| GIVEN EXERCISE |
Find the lines that hold the word "Static" and return them.

# START OF WORKING DATA

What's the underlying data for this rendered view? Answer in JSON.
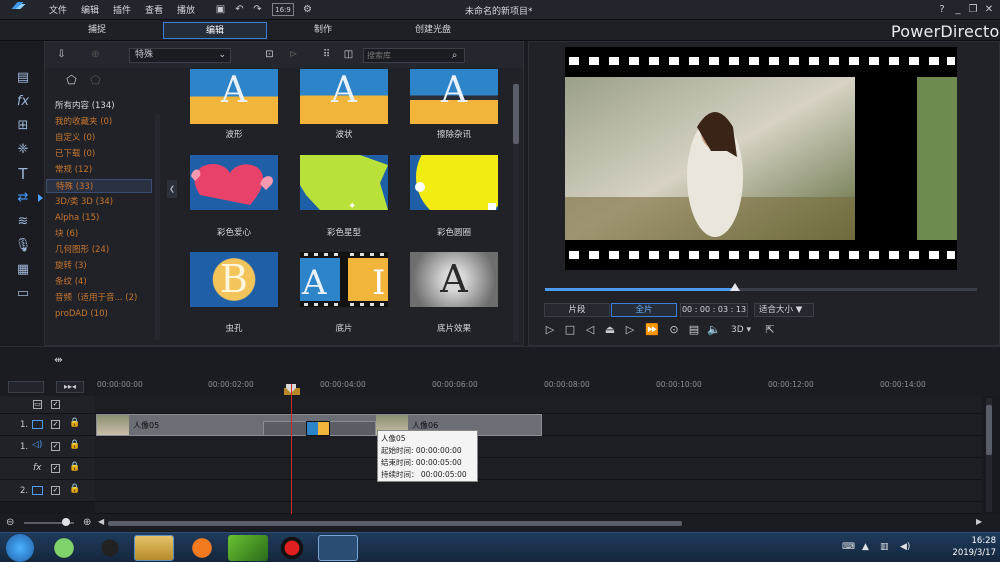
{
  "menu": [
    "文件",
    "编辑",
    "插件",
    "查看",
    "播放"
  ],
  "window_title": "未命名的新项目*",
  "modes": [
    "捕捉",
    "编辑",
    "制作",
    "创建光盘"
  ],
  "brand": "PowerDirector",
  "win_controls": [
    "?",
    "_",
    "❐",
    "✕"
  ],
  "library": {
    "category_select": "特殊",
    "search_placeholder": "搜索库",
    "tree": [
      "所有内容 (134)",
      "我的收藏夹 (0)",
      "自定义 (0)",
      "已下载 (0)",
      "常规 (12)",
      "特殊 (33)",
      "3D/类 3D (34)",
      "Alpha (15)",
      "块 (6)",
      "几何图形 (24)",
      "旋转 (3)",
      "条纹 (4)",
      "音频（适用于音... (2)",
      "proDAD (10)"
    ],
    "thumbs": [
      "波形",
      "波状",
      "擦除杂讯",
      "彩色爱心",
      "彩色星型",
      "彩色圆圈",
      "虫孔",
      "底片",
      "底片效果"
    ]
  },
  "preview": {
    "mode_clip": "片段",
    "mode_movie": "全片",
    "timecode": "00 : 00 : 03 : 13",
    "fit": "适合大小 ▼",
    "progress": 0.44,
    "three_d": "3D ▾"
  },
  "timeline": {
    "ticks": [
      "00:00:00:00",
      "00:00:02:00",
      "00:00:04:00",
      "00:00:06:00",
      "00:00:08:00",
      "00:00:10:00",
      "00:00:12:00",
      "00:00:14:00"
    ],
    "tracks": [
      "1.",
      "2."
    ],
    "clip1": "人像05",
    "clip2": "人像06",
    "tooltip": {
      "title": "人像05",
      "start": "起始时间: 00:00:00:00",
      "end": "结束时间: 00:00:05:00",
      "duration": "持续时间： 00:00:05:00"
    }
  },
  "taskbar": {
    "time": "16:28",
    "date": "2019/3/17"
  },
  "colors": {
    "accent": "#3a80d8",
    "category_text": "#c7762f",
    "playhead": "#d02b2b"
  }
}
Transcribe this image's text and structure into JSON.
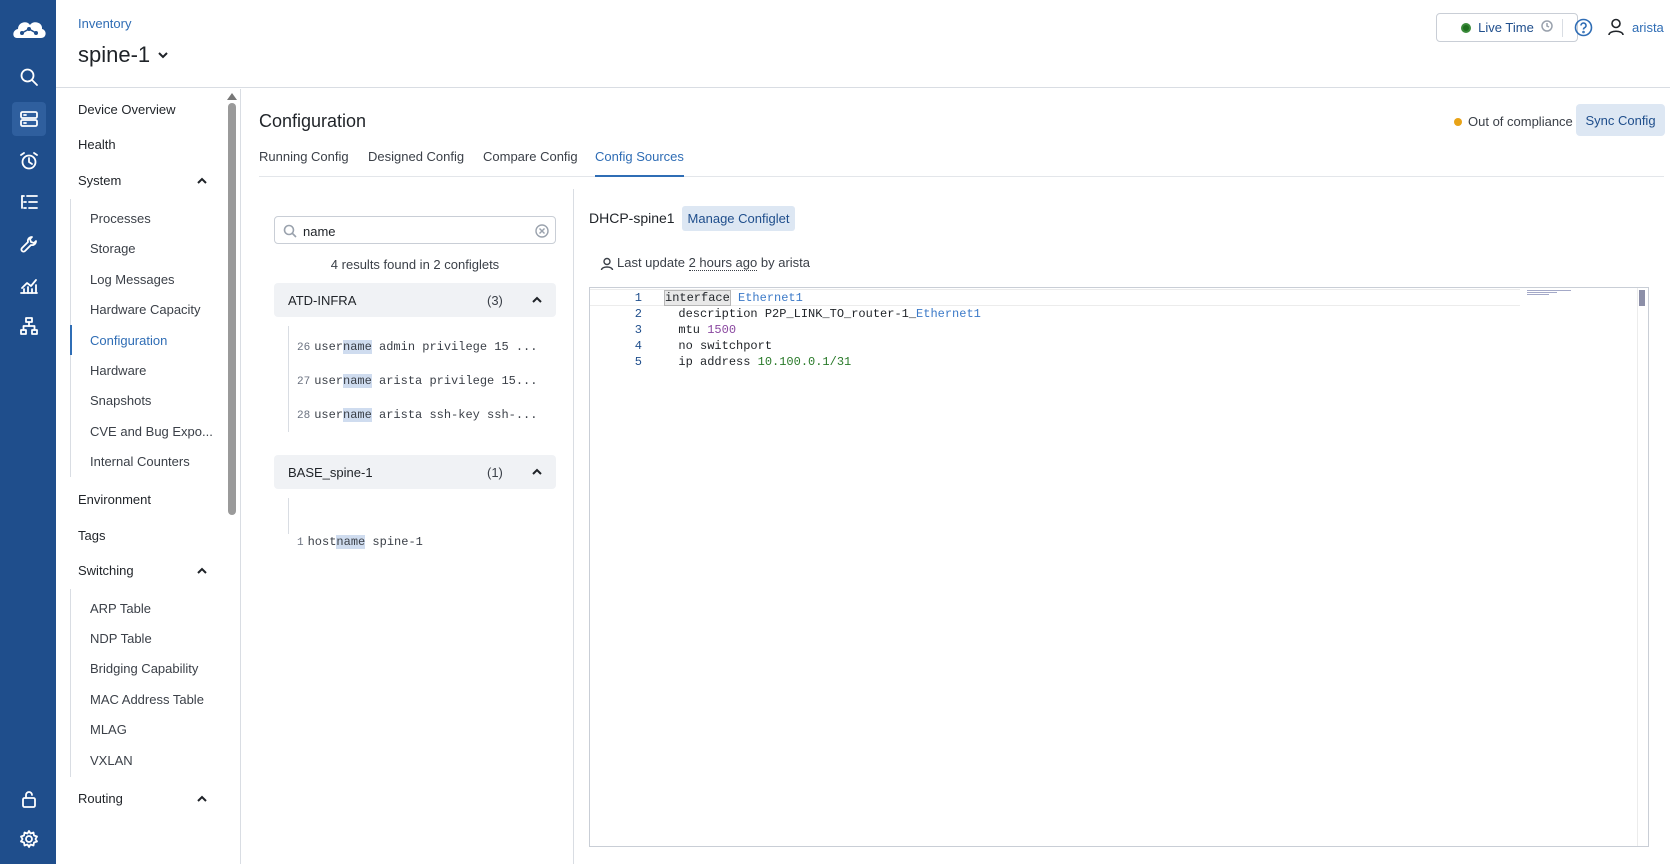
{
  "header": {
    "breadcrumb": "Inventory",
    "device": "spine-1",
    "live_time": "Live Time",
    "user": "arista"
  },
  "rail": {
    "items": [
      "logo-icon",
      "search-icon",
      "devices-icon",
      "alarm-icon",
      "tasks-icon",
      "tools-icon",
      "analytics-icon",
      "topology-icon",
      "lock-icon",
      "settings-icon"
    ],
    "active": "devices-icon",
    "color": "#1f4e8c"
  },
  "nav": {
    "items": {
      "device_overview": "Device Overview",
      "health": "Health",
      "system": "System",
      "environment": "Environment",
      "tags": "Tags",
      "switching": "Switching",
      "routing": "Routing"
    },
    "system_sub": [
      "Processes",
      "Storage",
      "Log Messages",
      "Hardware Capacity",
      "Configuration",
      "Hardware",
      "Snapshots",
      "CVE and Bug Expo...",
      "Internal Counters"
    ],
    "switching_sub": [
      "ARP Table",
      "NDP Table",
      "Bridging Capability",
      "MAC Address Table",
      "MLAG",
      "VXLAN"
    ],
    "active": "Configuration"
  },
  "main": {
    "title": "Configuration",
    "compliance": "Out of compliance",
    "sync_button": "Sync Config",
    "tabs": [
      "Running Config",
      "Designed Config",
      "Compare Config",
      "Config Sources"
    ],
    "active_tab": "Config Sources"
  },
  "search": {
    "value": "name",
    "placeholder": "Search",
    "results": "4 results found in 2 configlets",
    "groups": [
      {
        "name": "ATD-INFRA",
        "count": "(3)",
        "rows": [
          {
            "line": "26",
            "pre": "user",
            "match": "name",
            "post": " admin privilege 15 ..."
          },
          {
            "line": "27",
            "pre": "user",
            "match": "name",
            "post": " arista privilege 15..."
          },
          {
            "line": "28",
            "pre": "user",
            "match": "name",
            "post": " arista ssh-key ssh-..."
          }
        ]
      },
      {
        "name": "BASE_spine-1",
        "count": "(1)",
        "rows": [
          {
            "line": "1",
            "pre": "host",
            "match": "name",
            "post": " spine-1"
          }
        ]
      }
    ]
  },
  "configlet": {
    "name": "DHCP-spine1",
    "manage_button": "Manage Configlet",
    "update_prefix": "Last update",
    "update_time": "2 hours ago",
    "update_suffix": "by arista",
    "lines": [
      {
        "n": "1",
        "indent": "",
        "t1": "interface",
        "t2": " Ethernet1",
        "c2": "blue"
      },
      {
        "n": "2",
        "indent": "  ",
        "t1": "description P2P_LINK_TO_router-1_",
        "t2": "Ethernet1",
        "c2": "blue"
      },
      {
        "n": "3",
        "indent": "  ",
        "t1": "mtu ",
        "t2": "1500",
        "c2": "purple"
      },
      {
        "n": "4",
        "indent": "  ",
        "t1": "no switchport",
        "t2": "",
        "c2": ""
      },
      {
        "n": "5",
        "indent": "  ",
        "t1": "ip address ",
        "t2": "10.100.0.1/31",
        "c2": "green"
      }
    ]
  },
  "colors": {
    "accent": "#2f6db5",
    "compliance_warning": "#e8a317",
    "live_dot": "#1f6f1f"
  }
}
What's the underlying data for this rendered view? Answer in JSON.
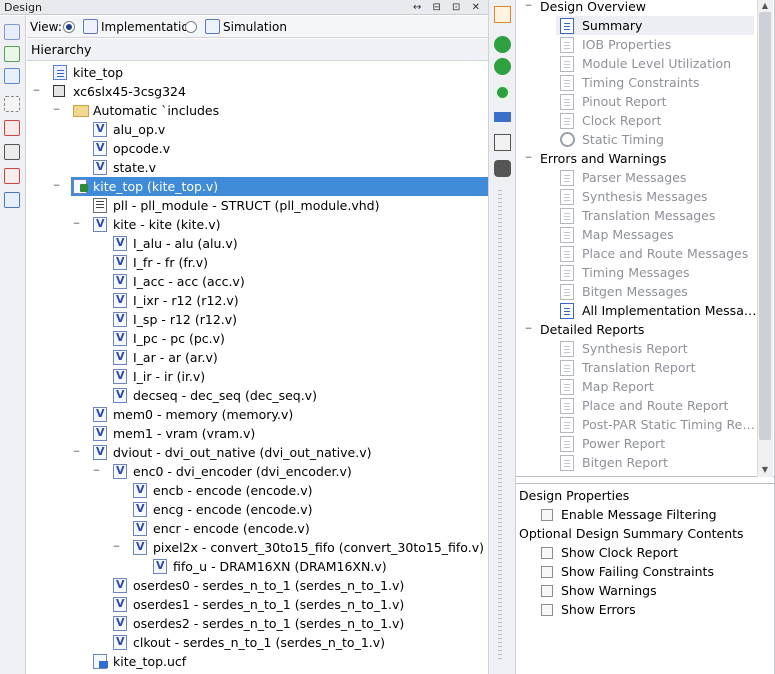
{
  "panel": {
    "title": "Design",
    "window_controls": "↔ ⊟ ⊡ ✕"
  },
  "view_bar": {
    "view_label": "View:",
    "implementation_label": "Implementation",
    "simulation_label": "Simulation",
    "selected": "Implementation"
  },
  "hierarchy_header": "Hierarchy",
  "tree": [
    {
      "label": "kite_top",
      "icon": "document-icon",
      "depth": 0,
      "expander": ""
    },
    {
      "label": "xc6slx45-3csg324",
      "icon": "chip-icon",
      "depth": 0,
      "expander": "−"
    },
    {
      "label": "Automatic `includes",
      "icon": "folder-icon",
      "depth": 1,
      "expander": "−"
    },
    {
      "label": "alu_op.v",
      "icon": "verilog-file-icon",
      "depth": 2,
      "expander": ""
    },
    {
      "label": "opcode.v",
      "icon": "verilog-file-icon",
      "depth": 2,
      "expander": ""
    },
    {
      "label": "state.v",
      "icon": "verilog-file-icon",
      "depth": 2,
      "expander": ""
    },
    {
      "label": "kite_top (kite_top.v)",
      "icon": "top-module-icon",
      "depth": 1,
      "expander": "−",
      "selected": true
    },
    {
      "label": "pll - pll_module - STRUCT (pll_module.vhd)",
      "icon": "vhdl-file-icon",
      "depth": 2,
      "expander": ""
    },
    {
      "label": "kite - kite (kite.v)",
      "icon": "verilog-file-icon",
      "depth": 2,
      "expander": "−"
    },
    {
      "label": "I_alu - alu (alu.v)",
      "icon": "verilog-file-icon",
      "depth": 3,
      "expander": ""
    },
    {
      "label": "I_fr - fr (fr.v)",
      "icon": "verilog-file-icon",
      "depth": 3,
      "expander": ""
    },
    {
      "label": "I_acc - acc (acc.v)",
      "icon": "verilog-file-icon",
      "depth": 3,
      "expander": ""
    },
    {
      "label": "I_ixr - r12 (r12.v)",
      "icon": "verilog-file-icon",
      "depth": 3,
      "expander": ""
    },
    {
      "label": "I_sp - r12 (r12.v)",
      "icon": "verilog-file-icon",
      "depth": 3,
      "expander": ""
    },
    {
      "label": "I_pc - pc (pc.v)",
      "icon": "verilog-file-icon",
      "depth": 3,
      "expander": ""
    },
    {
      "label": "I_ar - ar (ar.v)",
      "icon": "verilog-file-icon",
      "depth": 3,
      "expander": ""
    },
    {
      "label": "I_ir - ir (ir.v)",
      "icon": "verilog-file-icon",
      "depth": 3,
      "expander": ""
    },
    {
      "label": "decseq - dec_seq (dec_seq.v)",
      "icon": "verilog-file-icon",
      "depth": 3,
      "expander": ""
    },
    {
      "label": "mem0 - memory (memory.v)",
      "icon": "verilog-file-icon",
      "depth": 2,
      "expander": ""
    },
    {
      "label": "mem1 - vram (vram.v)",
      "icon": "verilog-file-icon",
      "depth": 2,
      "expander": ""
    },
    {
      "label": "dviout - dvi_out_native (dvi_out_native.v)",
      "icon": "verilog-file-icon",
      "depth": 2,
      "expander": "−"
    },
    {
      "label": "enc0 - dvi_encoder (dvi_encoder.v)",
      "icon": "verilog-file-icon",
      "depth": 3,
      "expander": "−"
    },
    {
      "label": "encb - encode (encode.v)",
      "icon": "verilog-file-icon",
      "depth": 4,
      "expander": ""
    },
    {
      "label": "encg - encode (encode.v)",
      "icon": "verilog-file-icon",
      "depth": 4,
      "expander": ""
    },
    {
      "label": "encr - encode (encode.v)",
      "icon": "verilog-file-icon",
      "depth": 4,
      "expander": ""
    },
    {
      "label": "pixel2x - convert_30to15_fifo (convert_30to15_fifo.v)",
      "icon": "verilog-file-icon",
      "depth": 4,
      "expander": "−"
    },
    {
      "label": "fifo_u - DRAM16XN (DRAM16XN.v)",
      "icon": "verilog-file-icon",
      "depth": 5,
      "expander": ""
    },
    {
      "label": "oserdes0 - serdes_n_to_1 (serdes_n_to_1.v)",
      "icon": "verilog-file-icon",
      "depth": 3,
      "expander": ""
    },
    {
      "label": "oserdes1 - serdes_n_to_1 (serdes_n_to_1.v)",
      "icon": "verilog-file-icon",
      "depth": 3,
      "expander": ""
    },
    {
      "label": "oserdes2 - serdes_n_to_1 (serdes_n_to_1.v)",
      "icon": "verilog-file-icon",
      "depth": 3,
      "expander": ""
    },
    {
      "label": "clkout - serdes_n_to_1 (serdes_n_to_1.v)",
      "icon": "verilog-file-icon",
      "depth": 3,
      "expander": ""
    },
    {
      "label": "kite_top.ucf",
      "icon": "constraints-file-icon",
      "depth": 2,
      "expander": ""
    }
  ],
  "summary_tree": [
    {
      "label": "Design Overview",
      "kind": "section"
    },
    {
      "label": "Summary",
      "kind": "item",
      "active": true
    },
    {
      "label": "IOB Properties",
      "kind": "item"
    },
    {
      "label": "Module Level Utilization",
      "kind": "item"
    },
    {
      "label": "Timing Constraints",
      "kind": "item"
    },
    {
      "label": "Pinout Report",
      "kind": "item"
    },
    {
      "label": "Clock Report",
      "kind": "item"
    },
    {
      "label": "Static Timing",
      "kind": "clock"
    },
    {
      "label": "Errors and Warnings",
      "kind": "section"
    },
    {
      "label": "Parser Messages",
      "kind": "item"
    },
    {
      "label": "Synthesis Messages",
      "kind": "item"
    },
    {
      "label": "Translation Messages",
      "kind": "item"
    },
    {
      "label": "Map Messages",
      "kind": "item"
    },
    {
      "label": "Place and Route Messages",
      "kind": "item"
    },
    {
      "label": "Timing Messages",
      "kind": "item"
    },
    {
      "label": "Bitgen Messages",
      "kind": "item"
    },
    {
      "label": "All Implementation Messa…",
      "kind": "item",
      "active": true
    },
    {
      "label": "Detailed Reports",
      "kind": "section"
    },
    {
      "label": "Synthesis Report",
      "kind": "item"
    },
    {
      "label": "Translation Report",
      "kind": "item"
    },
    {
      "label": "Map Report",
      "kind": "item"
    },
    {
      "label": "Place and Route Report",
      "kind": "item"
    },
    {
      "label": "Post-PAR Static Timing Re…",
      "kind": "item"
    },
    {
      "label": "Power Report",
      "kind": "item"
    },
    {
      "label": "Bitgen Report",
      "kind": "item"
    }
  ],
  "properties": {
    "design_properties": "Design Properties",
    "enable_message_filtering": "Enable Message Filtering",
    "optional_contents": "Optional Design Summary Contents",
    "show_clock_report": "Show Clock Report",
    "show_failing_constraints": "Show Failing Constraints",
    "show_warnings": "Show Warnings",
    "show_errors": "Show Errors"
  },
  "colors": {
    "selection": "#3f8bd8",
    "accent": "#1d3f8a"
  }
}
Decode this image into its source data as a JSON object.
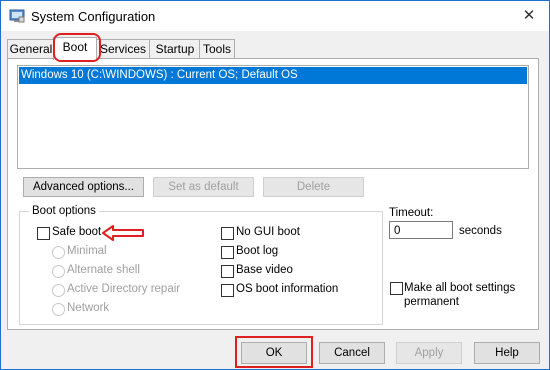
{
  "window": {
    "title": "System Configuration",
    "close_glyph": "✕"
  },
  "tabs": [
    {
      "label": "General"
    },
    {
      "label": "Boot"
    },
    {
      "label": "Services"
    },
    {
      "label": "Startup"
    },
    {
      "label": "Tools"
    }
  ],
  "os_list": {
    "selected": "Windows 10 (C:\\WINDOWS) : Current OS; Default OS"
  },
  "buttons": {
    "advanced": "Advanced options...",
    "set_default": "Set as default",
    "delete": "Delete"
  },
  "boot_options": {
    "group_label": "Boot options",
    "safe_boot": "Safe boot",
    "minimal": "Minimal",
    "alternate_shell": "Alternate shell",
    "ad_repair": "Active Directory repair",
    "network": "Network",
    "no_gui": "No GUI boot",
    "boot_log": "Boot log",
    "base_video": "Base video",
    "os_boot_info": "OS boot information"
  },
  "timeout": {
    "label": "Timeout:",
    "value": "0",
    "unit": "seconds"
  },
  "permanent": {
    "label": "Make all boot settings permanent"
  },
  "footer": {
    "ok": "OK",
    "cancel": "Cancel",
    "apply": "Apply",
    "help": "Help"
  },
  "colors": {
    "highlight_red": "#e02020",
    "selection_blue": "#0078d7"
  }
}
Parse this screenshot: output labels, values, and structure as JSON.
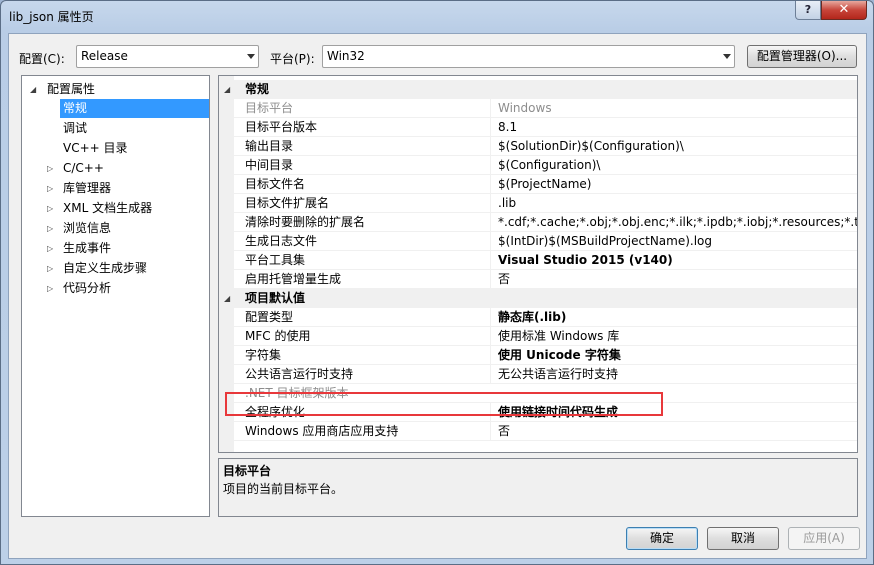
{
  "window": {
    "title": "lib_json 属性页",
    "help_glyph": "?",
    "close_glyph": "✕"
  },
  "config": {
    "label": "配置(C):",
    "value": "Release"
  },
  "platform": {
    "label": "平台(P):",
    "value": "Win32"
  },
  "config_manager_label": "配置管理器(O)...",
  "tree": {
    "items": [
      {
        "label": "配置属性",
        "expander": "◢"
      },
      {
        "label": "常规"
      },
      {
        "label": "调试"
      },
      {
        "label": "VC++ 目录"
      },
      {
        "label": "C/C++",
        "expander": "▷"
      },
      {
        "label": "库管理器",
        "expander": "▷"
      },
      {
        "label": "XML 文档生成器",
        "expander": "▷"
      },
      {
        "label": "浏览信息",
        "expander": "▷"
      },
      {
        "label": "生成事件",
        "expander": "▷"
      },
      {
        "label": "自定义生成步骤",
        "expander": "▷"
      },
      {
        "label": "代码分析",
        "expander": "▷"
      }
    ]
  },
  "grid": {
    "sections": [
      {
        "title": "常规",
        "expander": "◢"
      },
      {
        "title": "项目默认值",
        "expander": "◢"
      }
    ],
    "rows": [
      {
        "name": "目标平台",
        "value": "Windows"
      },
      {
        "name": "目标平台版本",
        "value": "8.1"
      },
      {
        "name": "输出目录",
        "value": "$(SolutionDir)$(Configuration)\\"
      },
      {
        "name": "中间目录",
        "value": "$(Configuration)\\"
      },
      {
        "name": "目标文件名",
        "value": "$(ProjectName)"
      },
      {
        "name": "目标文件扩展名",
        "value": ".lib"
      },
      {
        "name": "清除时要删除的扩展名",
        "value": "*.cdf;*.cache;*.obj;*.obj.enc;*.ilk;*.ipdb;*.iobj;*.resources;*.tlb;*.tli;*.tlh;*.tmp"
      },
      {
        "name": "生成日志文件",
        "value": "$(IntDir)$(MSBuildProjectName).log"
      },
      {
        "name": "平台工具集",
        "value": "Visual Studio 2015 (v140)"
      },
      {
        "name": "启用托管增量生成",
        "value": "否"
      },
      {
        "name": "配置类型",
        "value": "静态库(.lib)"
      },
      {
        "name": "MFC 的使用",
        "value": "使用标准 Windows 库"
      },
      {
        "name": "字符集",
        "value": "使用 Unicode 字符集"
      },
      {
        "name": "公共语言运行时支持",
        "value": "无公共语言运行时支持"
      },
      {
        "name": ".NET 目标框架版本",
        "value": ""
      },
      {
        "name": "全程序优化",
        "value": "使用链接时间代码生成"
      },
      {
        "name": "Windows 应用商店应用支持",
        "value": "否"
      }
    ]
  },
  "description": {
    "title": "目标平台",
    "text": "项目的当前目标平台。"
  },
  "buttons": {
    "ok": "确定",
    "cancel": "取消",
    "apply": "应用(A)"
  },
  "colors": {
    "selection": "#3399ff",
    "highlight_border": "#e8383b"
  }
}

# END OF WORKING DATA

| COMPLETE OUTPUT |
      "label": "Static Timing",
      "label": "Post-PAR Static Timing Re…",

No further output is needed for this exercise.